Given request
All entries below are to be set down again, identical to the source.

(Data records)
------------------------------------------------------------------------

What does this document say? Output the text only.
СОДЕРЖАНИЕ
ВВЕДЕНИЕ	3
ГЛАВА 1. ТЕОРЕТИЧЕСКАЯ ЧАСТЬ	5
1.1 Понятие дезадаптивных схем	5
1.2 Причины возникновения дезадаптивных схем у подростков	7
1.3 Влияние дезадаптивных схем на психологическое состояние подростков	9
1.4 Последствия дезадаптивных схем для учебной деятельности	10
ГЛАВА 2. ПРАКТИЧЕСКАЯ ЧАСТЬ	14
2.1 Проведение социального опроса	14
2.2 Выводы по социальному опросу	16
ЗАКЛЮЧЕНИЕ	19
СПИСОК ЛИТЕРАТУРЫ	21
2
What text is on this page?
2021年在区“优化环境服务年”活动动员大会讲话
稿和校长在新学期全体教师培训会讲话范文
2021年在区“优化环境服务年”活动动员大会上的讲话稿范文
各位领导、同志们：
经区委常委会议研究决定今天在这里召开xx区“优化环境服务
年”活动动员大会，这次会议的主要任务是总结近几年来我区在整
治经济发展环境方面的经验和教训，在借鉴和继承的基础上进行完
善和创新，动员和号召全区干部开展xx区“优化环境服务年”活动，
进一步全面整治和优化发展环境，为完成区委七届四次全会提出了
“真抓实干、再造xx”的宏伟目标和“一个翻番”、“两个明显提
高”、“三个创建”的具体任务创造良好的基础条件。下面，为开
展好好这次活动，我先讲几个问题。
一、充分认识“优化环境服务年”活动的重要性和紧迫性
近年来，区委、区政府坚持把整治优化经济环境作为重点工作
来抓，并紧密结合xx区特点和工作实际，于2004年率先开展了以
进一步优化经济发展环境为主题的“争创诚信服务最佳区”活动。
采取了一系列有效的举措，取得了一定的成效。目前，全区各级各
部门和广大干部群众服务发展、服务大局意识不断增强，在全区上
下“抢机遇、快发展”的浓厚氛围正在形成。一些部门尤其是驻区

------------------------------------------------------------------------

Solution
What does this document say? Output the text only.
СОДЕРЖАНИЕ
ВВЕДЕНИЕ	3
ГЛАВА 1. ТЕОРЕТИЧЕСКАЯ ЧАСТЬ	5
1.1 Понятие дезадаптивных схем	5
1.2 Причины возникновения дезадаптивных схем у подростков	7
1.3 Влияние дезадаптивных схем на психологическое состояние подростков	9
1.4 Последствия дезадаптивных схем для учебной деятельности	10
ГЛАВА 2. ПРАКТИЧЕСКАЯ ЧАСТЬ	14
2.1 Проведение социального опроса	14
2.2 Выводы по социальному опросу	16
ЗАКЛЮЧЕНИЕ	19
СПИСОК ЛИТЕРАТУРЫ	21
2
What text is on this page?
2021年在区“优化环境服务年”活动动员大会讲话
稿和校长在新学期全体教师培训会讲话范文
2021年在区“优化环境服务年”活动动员大会上的讲话稿范文
各位领导、同志们：
经区委常委会议研究决定今天在这里召开xx区“优化环境服务
年”活动动员大会，这次会议的主要任务是总结近几年来我区在整
治经济发展环境方面的经验和教训，在借鉴和继承的基础上进行完
善和创新，动员和号召全区干部开展xx区“优化环境服务年”活动，
进一步全面整治和优化发展环境，为完成区委七届四次全会提出了
“真抓实干、再造xx”的宏伟目标和“一个翻番”、“两个明显提
高”、“三个创建”的具体任务创造良好的基础条件。下面，为开
展好好这次活动，我先讲几个问题。
一、充分认识“优化环境服务年”活动的重要性和紧迫性
近年来，区委、区政府坚持把整治优化经济环境作为重点工作
来抓，并紧密结合xx区特点和工作实际，于2004年率先开展了以
进一步优化经济发展环境为主题的“争创诚信服务最佳区”活动。
采取了一系列有效的举措，取得了一定的成效。目前，全区各级各
部门和广大干部群众服务发展、服务大局意识不断增强，在全区上
下“抢机遇、快发展”的浓厚氛围正在形成。一些部门尤其是驻区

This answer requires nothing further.